## TO DO:
Copy each line below exactly and leave the pictures out.

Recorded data
════════════════
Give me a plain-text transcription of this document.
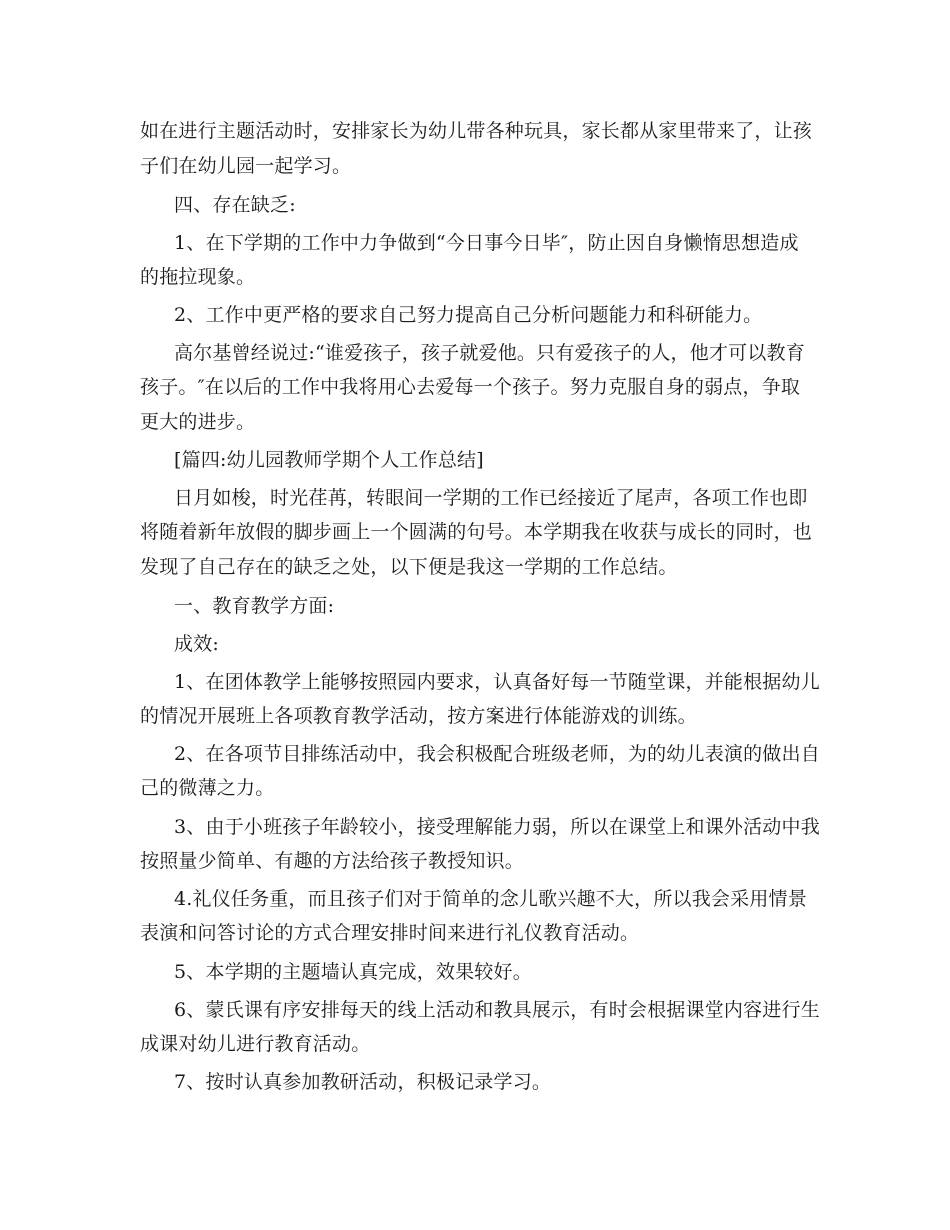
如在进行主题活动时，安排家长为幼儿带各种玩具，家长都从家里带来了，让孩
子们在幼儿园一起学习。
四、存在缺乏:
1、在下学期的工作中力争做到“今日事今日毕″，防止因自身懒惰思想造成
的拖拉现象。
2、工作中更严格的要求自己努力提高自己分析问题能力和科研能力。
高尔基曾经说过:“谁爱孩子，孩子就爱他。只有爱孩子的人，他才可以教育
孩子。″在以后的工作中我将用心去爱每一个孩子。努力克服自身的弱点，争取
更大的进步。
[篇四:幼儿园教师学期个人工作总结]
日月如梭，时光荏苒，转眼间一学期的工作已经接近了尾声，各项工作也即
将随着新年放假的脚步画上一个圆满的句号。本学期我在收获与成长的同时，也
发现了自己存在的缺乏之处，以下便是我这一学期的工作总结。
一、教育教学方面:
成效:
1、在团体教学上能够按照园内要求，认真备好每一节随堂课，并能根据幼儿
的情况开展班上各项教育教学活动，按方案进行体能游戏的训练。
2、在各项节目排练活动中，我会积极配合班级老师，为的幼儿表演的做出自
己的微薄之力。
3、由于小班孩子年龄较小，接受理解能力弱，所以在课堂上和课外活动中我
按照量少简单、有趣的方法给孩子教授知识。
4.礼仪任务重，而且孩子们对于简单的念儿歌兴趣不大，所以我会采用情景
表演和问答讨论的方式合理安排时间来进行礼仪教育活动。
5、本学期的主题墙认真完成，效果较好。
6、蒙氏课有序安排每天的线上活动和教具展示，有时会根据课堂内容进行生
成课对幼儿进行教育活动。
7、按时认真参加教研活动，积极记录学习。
════════════════
## REPLY:
Give me a plain-text transcription of this document.
如在进行主题活动时，安排家长为幼儿带各种玩具，家长都从家里带来了，让孩
子们在幼儿园一起学习。
四、存在缺乏:
1、在下学期的工作中力争做到“今日事今日毕″，防止因自身懒惰思想造成
的拖拉现象。
2、工作中更严格的要求自己努力提高自己分析问题能力和科研能力。
高尔基曾经说过:“谁爱孩子，孩子就爱他。只有爱孩子的人，他才可以教育
孩子。″在以后的工作中我将用心去爱每一个孩子。努力克服自身的弱点，争取
更大的进步。
[篇四:幼儿园教师学期个人工作总结]
日月如梭，时光荏苒，转眼间一学期的工作已经接近了尾声，各项工作也即
将随着新年放假的脚步画上一个圆满的句号。本学期我在收获与成长的同时，也
发现了自己存在的缺乏之处，以下便是我这一学期的工作总结。
一、教育教学方面:
成效:
1、在团体教学上能够按照园内要求，认真备好每一节随堂课，并能根据幼儿
的情况开展班上各项教育教学活动，按方案进行体能游戏的训练。
2、在各项节目排练活动中，我会积极配合班级老师，为的幼儿表演的做出自
己的微薄之力。
3、由于小班孩子年龄较小，接受理解能力弱，所以在课堂上和课外活动中我
按照量少简单、有趣的方法给孩子教授知识。
4.礼仪任务重，而且孩子们对于简单的念儿歌兴趣不大，所以我会采用情景
表演和问答讨论的方式合理安排时间来进行礼仪教育活动。
5、本学期的主题墙认真完成，效果较好。
6、蒙氏课有序安排每天的线上活动和教具展示，有时会根据课堂内容进行生
成课对幼儿进行教育活动。
7、按时认真参加教研活动，积极记录学习。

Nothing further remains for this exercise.